#### [WHAT YOU HAVE TO DO]
Transcribe all of the material exactly. Any picture in it should be left out.

── STORED ROWS

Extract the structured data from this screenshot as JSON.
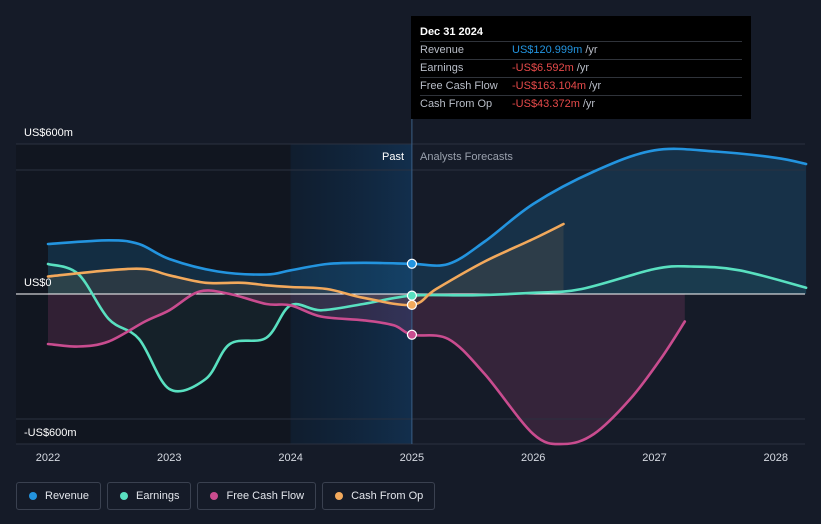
{
  "chart_data": {
    "type": "line",
    "y_axis": {
      "top_label": "US$600m",
      "zero_label": "US$0",
      "bottom_label": "-US$600m",
      "ylim": [
        -600,
        600
      ]
    },
    "x_axis": {
      "ticks": [
        "2022",
        "2023",
        "2024",
        "2025",
        "2026",
        "2027",
        "2028"
      ],
      "xlim": [
        2021.75,
        2028.25
      ]
    },
    "regions": {
      "past_label": "Past",
      "forecast_label": "Analysts Forecasts",
      "divider_x": 2025.0,
      "highlight_start_x": 2024.0
    },
    "series": [
      {
        "name": "Revenue",
        "color": "#2394df",
        "points": [
          [
            2022.0,
            200
          ],
          [
            2022.5,
            215
          ],
          [
            2022.75,
            200
          ],
          [
            2023.0,
            140
          ],
          [
            2023.4,
            90
          ],
          [
            2023.8,
            78
          ],
          [
            2024.0,
            95
          ],
          [
            2024.3,
            120
          ],
          [
            2024.6,
            125
          ],
          [
            2025.0,
            121
          ],
          [
            2025.3,
            120
          ],
          [
            2025.6,
            210
          ],
          [
            2026.0,
            360
          ],
          [
            2026.5,
            490
          ],
          [
            2027.0,
            575
          ],
          [
            2027.5,
            570
          ],
          [
            2028.0,
            545
          ],
          [
            2028.25,
            520
          ]
        ]
      },
      {
        "name": "Earnings",
        "color": "#59e0c0",
        "points": [
          [
            2022.0,
            120
          ],
          [
            2022.25,
            80
          ],
          [
            2022.5,
            -100
          ],
          [
            2022.75,
            -180
          ],
          [
            2023.0,
            -380
          ],
          [
            2023.3,
            -340
          ],
          [
            2023.5,
            -200
          ],
          [
            2023.8,
            -175
          ],
          [
            2024.0,
            -45
          ],
          [
            2024.25,
            -65
          ],
          [
            2024.6,
            -40
          ],
          [
            2025.0,
            -6.6
          ],
          [
            2025.5,
            -5
          ],
          [
            2026.0,
            5
          ],
          [
            2026.4,
            20
          ],
          [
            2027.0,
            100
          ],
          [
            2027.3,
            110
          ],
          [
            2027.7,
            95
          ],
          [
            2028.25,
            25
          ]
        ]
      },
      {
        "name": "Free Cash Flow",
        "color": "#c94c8f",
        "points": [
          [
            2022.0,
            -200
          ],
          [
            2022.25,
            -210
          ],
          [
            2022.5,
            -190
          ],
          [
            2022.8,
            -110
          ],
          [
            2023.0,
            -65
          ],
          [
            2023.25,
            10
          ],
          [
            2023.5,
            0
          ],
          [
            2023.8,
            -40
          ],
          [
            2024.0,
            -45
          ],
          [
            2024.25,
            -90
          ],
          [
            2024.6,
            -105
          ],
          [
            2024.85,
            -125
          ],
          [
            2025.0,
            -163.1
          ],
          [
            2025.3,
            -180
          ],
          [
            2025.6,
            -320
          ],
          [
            2026.0,
            -560
          ],
          [
            2026.25,
            -600
          ],
          [
            2026.5,
            -560
          ],
          [
            2026.8,
            -420
          ],
          [
            2027.05,
            -260
          ],
          [
            2027.25,
            -110
          ]
        ]
      },
      {
        "name": "Cash From Op",
        "color": "#f2a95c",
        "points": [
          [
            2022.0,
            70
          ],
          [
            2022.5,
            95
          ],
          [
            2022.8,
            100
          ],
          [
            2023.0,
            75
          ],
          [
            2023.3,
            45
          ],
          [
            2023.6,
            45
          ],
          [
            2023.8,
            35
          ],
          [
            2024.0,
            28
          ],
          [
            2024.3,
            20
          ],
          [
            2024.6,
            -15
          ],
          [
            2025.0,
            -43.4
          ],
          [
            2025.2,
            20
          ],
          [
            2025.6,
            130
          ],
          [
            2026.0,
            220
          ],
          [
            2026.25,
            280
          ]
        ]
      }
    ],
    "highlight_x": 2025.0,
    "tooltip": {
      "date": "Dec 31 2024",
      "rows": [
        {
          "name": "Revenue",
          "value": "US$120.999m",
          "unit": "/yr",
          "sign": "pos"
        },
        {
          "name": "Earnings",
          "value": "-US$6.592m",
          "unit": "/yr",
          "sign": "neg"
        },
        {
          "name": "Free Cash Flow",
          "value": "-US$163.104m",
          "unit": "/yr",
          "sign": "neg"
        },
        {
          "name": "Cash From Op",
          "value": "-US$43.372m",
          "unit": "/yr",
          "sign": "neg"
        }
      ]
    }
  },
  "legend": {
    "items": [
      {
        "label": "Revenue",
        "color": "#2394df"
      },
      {
        "label": "Earnings",
        "color": "#59e0c0"
      },
      {
        "label": "Free Cash Flow",
        "color": "#c94c8f"
      },
      {
        "label": "Cash From Op",
        "color": "#f2a95c"
      }
    ]
  }
}
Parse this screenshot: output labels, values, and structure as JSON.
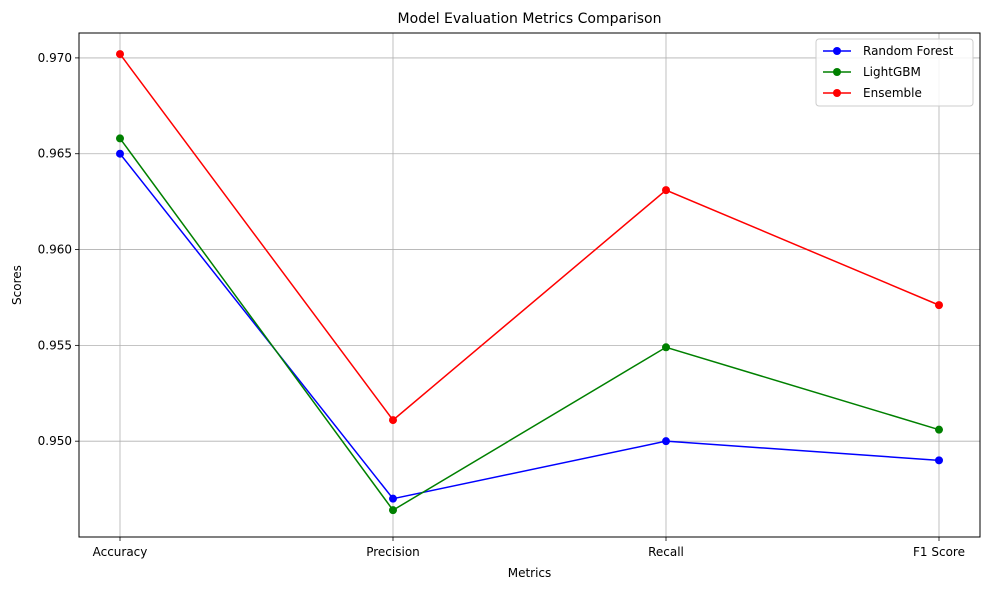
{
  "chart_data": {
    "type": "line",
    "title": "Model Evaluation Metrics Comparison",
    "xlabel": "Metrics",
    "ylabel": "Scores",
    "categories": [
      "Accuracy",
      "Precision",
      "Recall",
      "F1 Score"
    ],
    "ylim": [
      0.945,
      0.9713
    ],
    "yticks": [
      0.95,
      0.955,
      0.96,
      0.965,
      0.97
    ],
    "ytick_labels": [
      "0.950",
      "0.955",
      "0.960",
      "0.965",
      "0.970"
    ],
    "grid": true,
    "legend_position": "top-right",
    "marker": "circle",
    "series": [
      {
        "name": "Random Forest",
        "color": "#0000ff",
        "values": [
          0.965,
          0.947,
          0.95,
          0.949
        ]
      },
      {
        "name": "LightGBM",
        "color": "#008000",
        "values": [
          0.9658,
          0.9464,
          0.9549,
          0.9506
        ]
      },
      {
        "name": "Ensemble",
        "color": "#ff0000",
        "values": [
          0.9702,
          0.9511,
          0.9631,
          0.9571
        ]
      }
    ]
  }
}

────

#### [EXPECTED ANSWER]
Extract the structured data from this screenshot as JSON.
{
  "chart_data": {
    "type": "line",
    "y_axis": {
      "top_label": "US$600m",
      "zero_label": "US$0",
      "bottom_label": "-US$600m",
      "ylim": [
        -600,
        600
      ]
    },
    "x_axis": {
      "ticks": [
        "2022",
        "2023",
        "2024",
        "2025",
        "2026",
        "2027",
        "2028"
      ],
      "xlim": [
        2021.75,
        2028.25
      ]
    },
    "regions": {
      "past_label": "Past",
      "forecast_label": "Analysts Forecasts",
      "divider_x": 2025.0,
      "highlight_start_x": 2024.0
    },
    "series": [
      {
        "name": "Revenue",
        "color": "#2394df",
        "points": [
          [
            2022.0,
            200
          ],
          [
            2022.5,
            215
          ],
          [
            2022.75,
            200
          ],
          [
            2023.0,
            140
          ],
          [
            2023.4,
            90
          ],
          [
            2023.8,
            78
          ],
          [
            2024.0,
            95
          ],
          [
            2024.3,
            120
          ],
          [
            2024.6,
            125
          ],
          [
            2025.0,
            121
          ],
          [
            2025.3,
            120
          ],
          [
            2025.6,
            210
          ],
          [
            2026.0,
            360
          ],
          [
            2026.5,
            490
          ],
          [
            2027.0,
            575
          ],
          [
            2027.5,
            570
          ],
          [
            2028.0,
            545
          ],
          [
            2028.25,
            520
          ]
        ]
      },
      {
        "name": "Earnings",
        "color": "#59e0c0",
        "points": [
          [
            2022.0,
            120
          ],
          [
            2022.25,
            80
          ],
          [
            2022.5,
            -100
          ],
          [
            2022.75,
            -180
          ],
          [
            2023.0,
            -380
          ],
          [
            2023.3,
            -340
          ],
          [
            2023.5,
            -200
          ],
          [
            2023.8,
            -175
          ],
          [
            2024.0,
            -45
          ],
          [
            2024.25,
            -65
          ],
          [
            2024.6,
            -40
          ],
          [
            2025.0,
            -6.6
          ],
          [
            2025.5,
            -5
          ],
          [
            2026.0,
            5
          ],
          [
            2026.4,
            20
          ],
          [
            2027.0,
            100
          ],
          [
            2027.3,
            110
          ],
          [
            2027.7,
            95
          ],
          [
            2028.25,
            25
          ]
        ]
      },
      {
        "name": "Free Cash Flow",
        "color": "#c94c8f",
        "points": [
          [
            2022.0,
            -200
          ],
          [
            2022.25,
            -210
          ],
          [
            2022.5,
            -190
          ],
          [
            2022.8,
            -110
          ],
          [
            2023.0,
            -65
          ],
          [
            2023.25,
            10
          ],
          [
            2023.5,
            0
          ],
          [
            2023.8,
            -40
          ],
          [
            2024.0,
            -45
          ],
          [
            2024.25,
            -90
          ],
          [
            2024.6,
            -105
          ],
          [
            2024.85,
            -125
          ],
          [
            2025.0,
            -163.1
          ],
          [
            2025.3,
            -180
          ],
          [
            2025.6,
            -320
          ],
          [
            2026.0,
            -560
          ],
          [
            2026.25,
            -600
          ],
          [
            2026.5,
            -560
          ],
          [
            2026.8,
            -420
          ],
          [
            2027.05,
            -260
          ],
          [
            2027.25,
            -110
          ]
        ]
      },
      {
        "name": "Cash From Op",
        "color": "#f2a95c",
        "points": [
          [
            2022.0,
            70
          ],
          [
            2022.5,
            95
          ],
          [
            2022.8,
            100
          ],
          [
            2023.0,
            75
          ],
          [
            2023.3,
            45
          ],
          [
            2023.6,
            45
          ],
          [
            2023.8,
            35
          ],
          [
            2024.0,
            28
          ],
          [
            2024.3,
            20
          ],
          [
            2024.6,
            -15
          ],
          [
            2025.0,
            -43.4
          ],
          [
            2025.2,
            20
          ],
          [
            2025.6,
            130
          ],
          [
            2026.0,
            220
          ],
          [
            2026.25,
            280
          ]
        ]
      }
    ],
    "highlight_x": 2025.0,
    "tooltip": {
      "date": "Dec 31 2024",
      "rows": [
        {
          "name": "Revenue",
          "value": "US$120.999m",
          "unit": "/yr",
          "sign": "pos"
        },
        {
          "name": "Earnings",
          "value": "-US$6.592m",
          "unit": "/yr",
          "sign": "neg"
        },
        {
          "name": "Free Cash Flow",
          "value": "-US$163.104m",
          "unit": "/yr",
          "sign": "neg"
        },
        {
          "name": "Cash From Op",
          "value": "-US$43.372m",
          "unit": "/yr",
          "sign": "neg"
        }
      ]
    }
  },
  "legend": {
    "items": [
      {
        "label": "Revenue",
        "color": "#2394df"
      },
      {
        "label": "Earnings",
        "color": "#59e0c0"
      },
      {
        "label": "Free Cash Flow",
        "color": "#c94c8f"
      },
      {
        "label": "Cash From Op",
        "color": "#f2a95c"
      }
    ]
  }
}
Parse this screenshot: output labels, values, and structure as JSON.
{
  "chart_data": {
    "type": "line",
    "title": "Model Evaluation Metrics Comparison",
    "xlabel": "Metrics",
    "ylabel": "Scores",
    "categories": [
      "Accuracy",
      "Precision",
      "Recall",
      "F1 Score"
    ],
    "ylim": [
      0.945,
      0.9713
    ],
    "yticks": [
      0.95,
      0.955,
      0.96,
      0.965,
      0.97
    ],
    "ytick_labels": [
      "0.950",
      "0.955",
      "0.960",
      "0.965",
      "0.970"
    ],
    "grid": true,
    "legend_position": "top-right",
    "marker": "circle",
    "series": [
      {
        "name": "Random Forest",
        "color": "#0000ff",
        "values": [
          0.965,
          0.947,
          0.95,
          0.949
        ]
      },
      {
        "name": "LightGBM",
        "color": "#008000",
        "values": [
          0.9658,
          0.9464,
          0.9549,
          0.9506
        ]
      },
      {
        "name": "Ensemble",
        "color": "#ff0000",
        "values": [
          0.9702,
          0.9511,
          0.9631,
          0.9571
        ]
      }
    ]
  }
}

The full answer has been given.